DATA RECORDS
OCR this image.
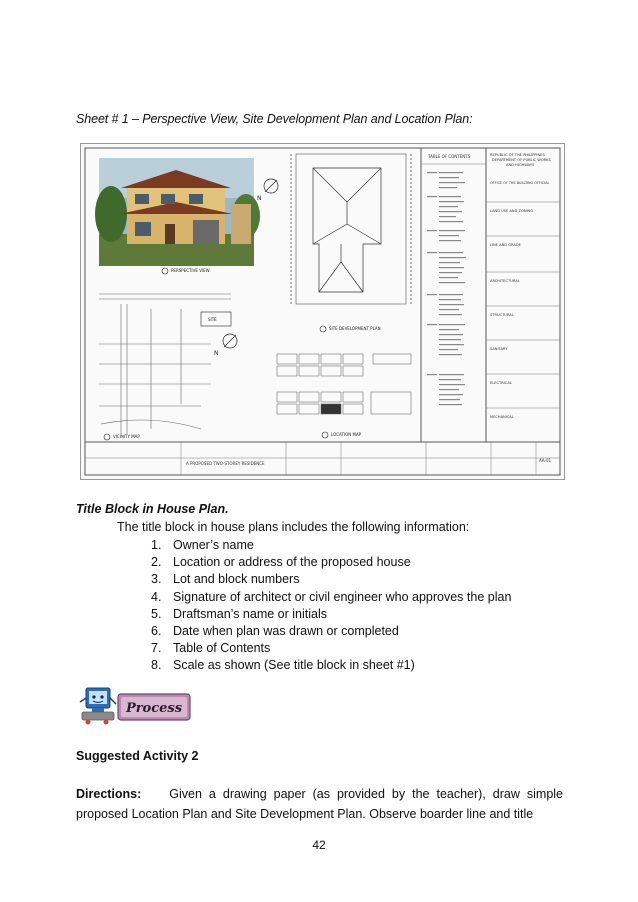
Sheet # 1 – Perspective View, Site Development Plan and Location Plan:
A PROPOSED TWO-STOREY RESIDENCE
AA-01
TABLE OF CONTENTS	REPUBLIC OF THE PHILIPPINES
DEPARTMENT OF PUBLIC WORKS
AND HIGHWAYS
OFFICE OF THE BUILDING OFFICIAL
LAND USE AND ZONING
LINE AND GRADE
ARCHITECTURAL
STRUCTURAL
SANITARY
ELECTRICAL
MECHANICAL
PERSPECTIVE VIEW
N
N
SITE DEVELOPMENT PLAN
SITE
VICINITY MAP	LOCATION MAP
Title Block in House Plan.
The title block in house plans includes the following information:
1. Owner’s name
2. Location or address of the proposed house
3. Lot and block numbers
4. Signature of architect or civil engineer who approves the plan
5. Draftsman’s name or initials
6. Date when plan was drawn or completed
7. Table of Contents
8. Scale as shown (See title block in sheet #1)
Process
Suggested Activity 2
Directions: Given a drawing paper (as provided by the teacher), draw simple proposed Location Plan and Site Development Plan. Observe boarder line and title
42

EXERCISE INSTRUCTIONS
A faithful copy of the records above is needed, with the pictures left out.

RESPONSE TO THE TASK
OCR this image.
Sheet # 1 – Perspective View, Site Development Plan and Location Plan:
A PROPOSED TWO-STOREY RESIDENCE
AA-01
TABLE OF CONTENTS	REPUBLIC OF THE PHILIPPINES
DEPARTMENT OF PUBLIC WORKS
AND HIGHWAYS
OFFICE OF THE BUILDING OFFICIAL
LAND USE AND ZONING
LINE AND GRADE
ARCHITECTURAL
STRUCTURAL
SANITARY
ELECTRICAL
MECHANICAL
PERSPECTIVE VIEW
N
N
SITE DEVELOPMENT PLAN
SITE
VICINITY MAP	LOCATION MAP
Title Block in House Plan.
The title block in house plans includes the following information:
1. Owner’s name
2. Location or address of the proposed house
3. Lot and block numbers
4. Signature of architect or civil engineer who approves the plan
5. Draftsman’s name or initials
6. Date when plan was drawn or completed
7. Table of Contents
8. Scale as shown (See title block in sheet #1)
Process
Suggested Activity 2
Directions: Given a drawing paper (as provided by the teacher), draw simple proposed Location Plan and Site Development Plan. Observe boarder line and title
42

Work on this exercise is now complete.